## START ENTRIES PROVIDED

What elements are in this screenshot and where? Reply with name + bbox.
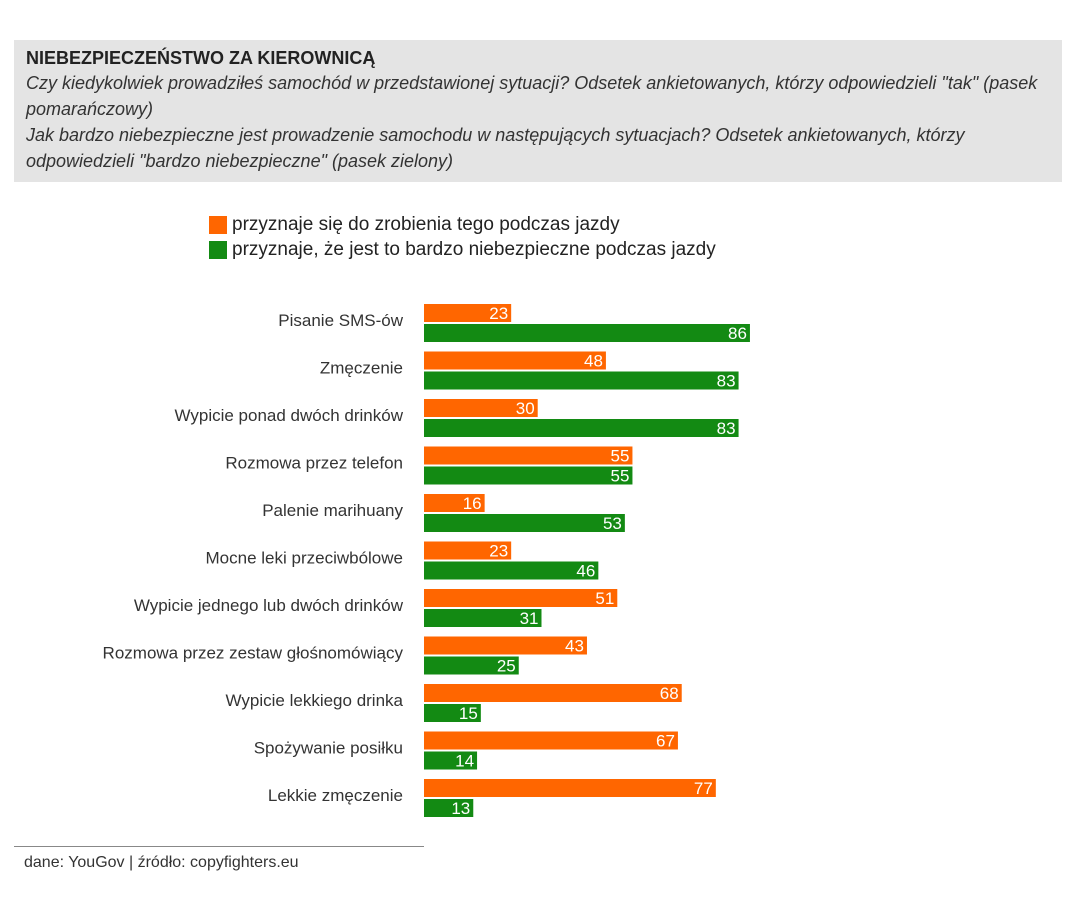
bar-orange: [424, 779, 716, 797]
footer-divider: [14, 846, 424, 847]
legend-item-green: przyznaje, że jest to bardzo niebezpiecz…: [209, 237, 716, 262]
bar-value-orange: 51: [595, 589, 614, 608]
bar-value-orange: 48: [584, 352, 603, 371]
legend-label-orange: przyznaje się do zrobienia tego podczas …: [232, 213, 620, 235]
bar-value-orange: 77: [694, 779, 713, 798]
chart-title: NIEBEZPIECZEŃSTWO ZA KIEROWNICĄ: [26, 48, 376, 68]
bar-orange: [424, 304, 512, 322]
bar-orange: [424, 636, 587, 655]
bar-value-orange: 67: [656, 732, 675, 751]
bar-chart: Pisanie SMS-ów 23 86 Zmęczenie 48 83 Wypicie p…: [103, 304, 750, 818]
bar-green: [424, 751, 478, 770]
legend-swatch-green: [209, 240, 227, 259]
bar-value-green: 15: [459, 704, 478, 723]
bar-value-orange: 30: [516, 399, 535, 418]
bar-orange: [424, 541, 512, 560]
bar-value-orange: 43: [565, 637, 584, 656]
category-label: Wypicie jednego lub dwóch drinków: [134, 596, 404, 615]
bar-green: [424, 704, 481, 722]
category-label: Palenie marihuany: [262, 501, 403, 520]
legend-label-green: przyznaje, że jest to bardzo niebezpiecz…: [232, 238, 716, 260]
bar-value-green: 46: [576, 562, 595, 581]
bar-value-orange: 23: [489, 304, 508, 323]
chart-header: NIEBEZPIECZEŃSTWO ZA KIEROWNICĄ Czy kied…: [14, 40, 1062, 182]
bar-green: [424, 324, 750, 342]
bar-orange: [424, 589, 618, 607]
bar-value-green: 14: [455, 752, 474, 771]
category-label: Rozmowa przez telefon: [225, 454, 403, 473]
bar-value-green: 13: [451, 799, 470, 818]
bar-value-green: 83: [717, 372, 736, 391]
bar-orange: [424, 731, 678, 750]
bar-green: [424, 609, 542, 627]
bar-green: [424, 656, 519, 675]
question-green: Jak bardzo niebezpieczne jest prowadzeni…: [26, 125, 965, 171]
category-label: Zmęczenie: [320, 359, 403, 378]
category-label: Wypicie lekkiego drinka: [226, 691, 404, 710]
bar-green: [424, 371, 739, 390]
bar-value-green: 83: [717, 419, 736, 438]
bar-value-green: 31: [520, 609, 539, 628]
bar-value-orange: 16: [463, 494, 482, 513]
bar-value-green: 55: [611, 467, 630, 486]
bar-value-orange: 23: [489, 542, 508, 561]
bar-value-orange: 55: [611, 447, 630, 466]
category-label: Wypicie ponad dwóch drinków: [174, 406, 403, 425]
category-label: Mocne leki przeciwbólowe: [206, 549, 403, 568]
footer-source: dane: YouGov | źródło: copyfighters.eu: [24, 854, 299, 871]
category-label: Pisanie SMS-ów: [278, 311, 403, 330]
category-label: Spożywanie posiłku: [254, 739, 403, 758]
bar-green: [424, 466, 633, 485]
bar-orange: [424, 494, 485, 512]
category-label: Lekkie zmęczenie: [268, 786, 403, 805]
question-orange: Czy kiedykolwiek prowadziłeś samochód w …: [26, 73, 1038, 119]
bar-green: [424, 799, 474, 817]
category-label: Rozmowa przez zestaw głośnomówiący: [103, 644, 404, 663]
bar-orange: [424, 446, 633, 465]
bar-green: [424, 419, 739, 437]
legend-swatch-orange: [209, 215, 227, 234]
legend: przyznaje się do zrobienia tego podczas …: [209, 212, 716, 262]
bar-orange: [424, 399, 538, 417]
bar-value-green: 86: [728, 324, 747, 343]
legend-item-orange: przyznaje się do zrobienia tego podczas …: [209, 212, 716, 237]
bar-green: [424, 514, 625, 532]
bar-green: [424, 561, 599, 580]
bar-orange: [424, 684, 682, 702]
bar-value-green: 53: [603, 514, 622, 533]
bar-value-green: 25: [497, 657, 516, 676]
bar-value-orange: 68: [660, 684, 679, 703]
bar-orange: [424, 351, 606, 370]
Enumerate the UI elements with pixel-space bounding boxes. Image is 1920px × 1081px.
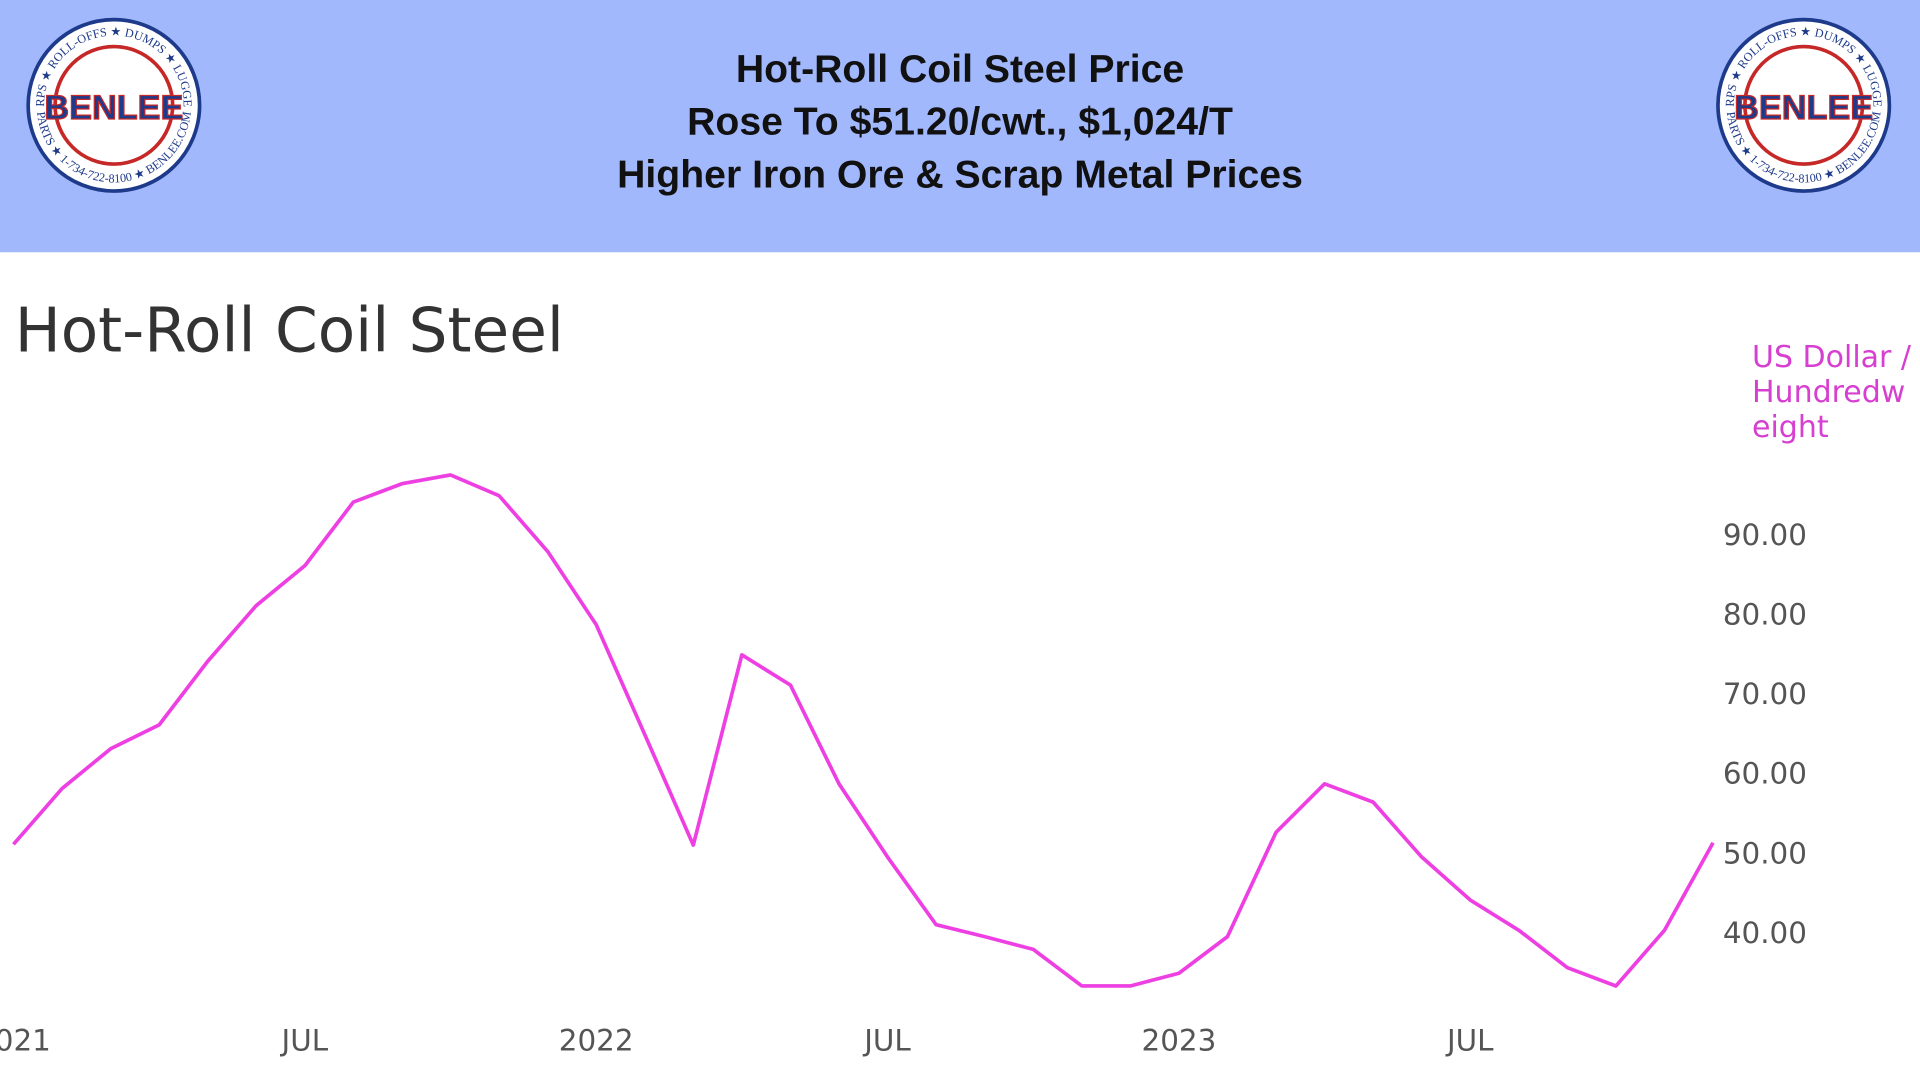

## END ENTRIES PROVIDED

_AIM OF THE EXERCISE_: Find every line in the records above that contains the string "KIEROWNICĄ" and copy each one in full.

_RESULT FOR THIS TASK_:
chart-title: NIEBEZPIECZEŃSTWO ZA KIEROWNICĄ: [26, 48, 376, 68]
chart-header: NIEBEZPIECZEŃSTWO ZA KIEROWNICĄ Czy kied…: [14, 40, 1062, 182]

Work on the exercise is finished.